--- Begin ---

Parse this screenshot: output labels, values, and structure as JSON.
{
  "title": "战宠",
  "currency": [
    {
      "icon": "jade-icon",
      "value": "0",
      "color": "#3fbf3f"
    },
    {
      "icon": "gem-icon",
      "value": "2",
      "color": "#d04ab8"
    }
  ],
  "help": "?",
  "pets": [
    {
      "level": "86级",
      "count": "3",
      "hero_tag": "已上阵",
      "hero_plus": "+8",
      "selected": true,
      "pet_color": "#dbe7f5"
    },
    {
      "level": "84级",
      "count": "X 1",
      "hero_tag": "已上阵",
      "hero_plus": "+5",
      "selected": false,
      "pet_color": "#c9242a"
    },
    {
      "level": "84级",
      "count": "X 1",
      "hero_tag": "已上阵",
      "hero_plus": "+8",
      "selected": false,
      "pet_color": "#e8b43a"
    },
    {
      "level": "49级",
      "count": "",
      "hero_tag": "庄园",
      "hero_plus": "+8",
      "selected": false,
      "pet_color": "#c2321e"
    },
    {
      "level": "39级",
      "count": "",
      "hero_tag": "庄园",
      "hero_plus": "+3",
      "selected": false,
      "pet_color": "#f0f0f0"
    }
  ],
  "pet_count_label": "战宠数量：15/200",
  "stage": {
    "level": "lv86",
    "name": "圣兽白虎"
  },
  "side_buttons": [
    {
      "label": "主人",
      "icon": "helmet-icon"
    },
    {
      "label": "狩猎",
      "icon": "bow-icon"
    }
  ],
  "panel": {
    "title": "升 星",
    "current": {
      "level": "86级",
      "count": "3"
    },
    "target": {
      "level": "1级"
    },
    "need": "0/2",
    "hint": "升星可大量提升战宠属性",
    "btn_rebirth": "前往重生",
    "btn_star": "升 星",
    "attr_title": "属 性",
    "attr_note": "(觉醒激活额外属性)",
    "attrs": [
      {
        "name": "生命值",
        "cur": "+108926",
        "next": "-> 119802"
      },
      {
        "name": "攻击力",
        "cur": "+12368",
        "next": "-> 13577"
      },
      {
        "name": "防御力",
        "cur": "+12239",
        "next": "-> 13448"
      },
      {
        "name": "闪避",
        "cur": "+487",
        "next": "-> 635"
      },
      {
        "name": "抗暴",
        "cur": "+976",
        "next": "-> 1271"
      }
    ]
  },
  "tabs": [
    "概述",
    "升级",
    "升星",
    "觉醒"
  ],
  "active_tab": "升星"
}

--- End ---

→ WHAT IS EXPECTED: Write the data out again in full and exactly.

→ RESPONSE:
Parse this screenshot: output labels, values, and structure as JSON.
{
  "title": "战宠",
  "currency": [
    {
      "icon": "jade-icon",
      "value": "0",
      "color": "#3fbf3f"
    },
    {
      "icon": "gem-icon",
      "value": "2",
      "color": "#d04ab8"
    }
  ],
  "help": "?",
  "pets": [
    {
      "level": "86级",
      "count": "3",
      "hero_tag": "已上阵",
      "hero_plus": "+8",
      "selected": true,
      "pet_color": "#dbe7f5"
    },
    {
      "level": "84级",
      "count": "X 1",
      "hero_tag": "已上阵",
      "hero_plus": "+5",
      "selected": false,
      "pet_color": "#c9242a"
    },
    {
      "level": "84级",
      "count": "X 1",
      "hero_tag": "已上阵",
      "hero_plus": "+8",
      "selected": false,
      "pet_color": "#e8b43a"
    },
    {
      "level": "49级",
      "count": "",
      "hero_tag": "庄园",
      "hero_plus": "+8",
      "selected": false,
      "pet_color": "#c2321e"
    },
    {
      "level": "39级",
      "count": "",
      "hero_tag": "庄园",
      "hero_plus": "+3",
      "selected": false,
      "pet_color": "#f0f0f0"
    }
  ],
  "pet_count_label": "战宠数量：15/200",
  "stage": {
    "level": "lv86",
    "name": "圣兽白虎"
  },
  "side_buttons": [
    {
      "label": "主人",
      "icon": "helmet-icon"
    },
    {
      "label": "狩猎",
      "icon": "bow-icon"
    }
  ],
  "panel": {
    "title": "升 星",
    "current": {
      "level": "86级",
      "count": "3"
    },
    "target": {
      "level": "1级"
    },
    "need": "0/2",
    "hint": "升星可大量提升战宠属性",
    "btn_rebirth": "前往重生",
    "btn_star": "升 星",
    "attr_title": "属 性",
    "attr_note": "(觉醒激活额外属性)",
    "attrs": [
      {
        "name": "生命值",
        "cur": "+108926",
        "next": "-> 119802"
      },
      {
        "name": "攻击力",
        "cur": "+12368",
        "next": "-> 13577"
      },
      {
        "name": "防御力",
        "cur": "+12239",
        "next": "-> 13448"
      },
      {
        "name": "闪避",
        "cur": "+487",
        "next": "-> 635"
      },
      {
        "name": "抗暴",
        "cur": "+976",
        "next": "-> 1271"
      }
    ]
  },
  "tabs": [
    "概述",
    "升级",
    "升星",
    "觉醒"
  ],
  "active_tab": "升星"
}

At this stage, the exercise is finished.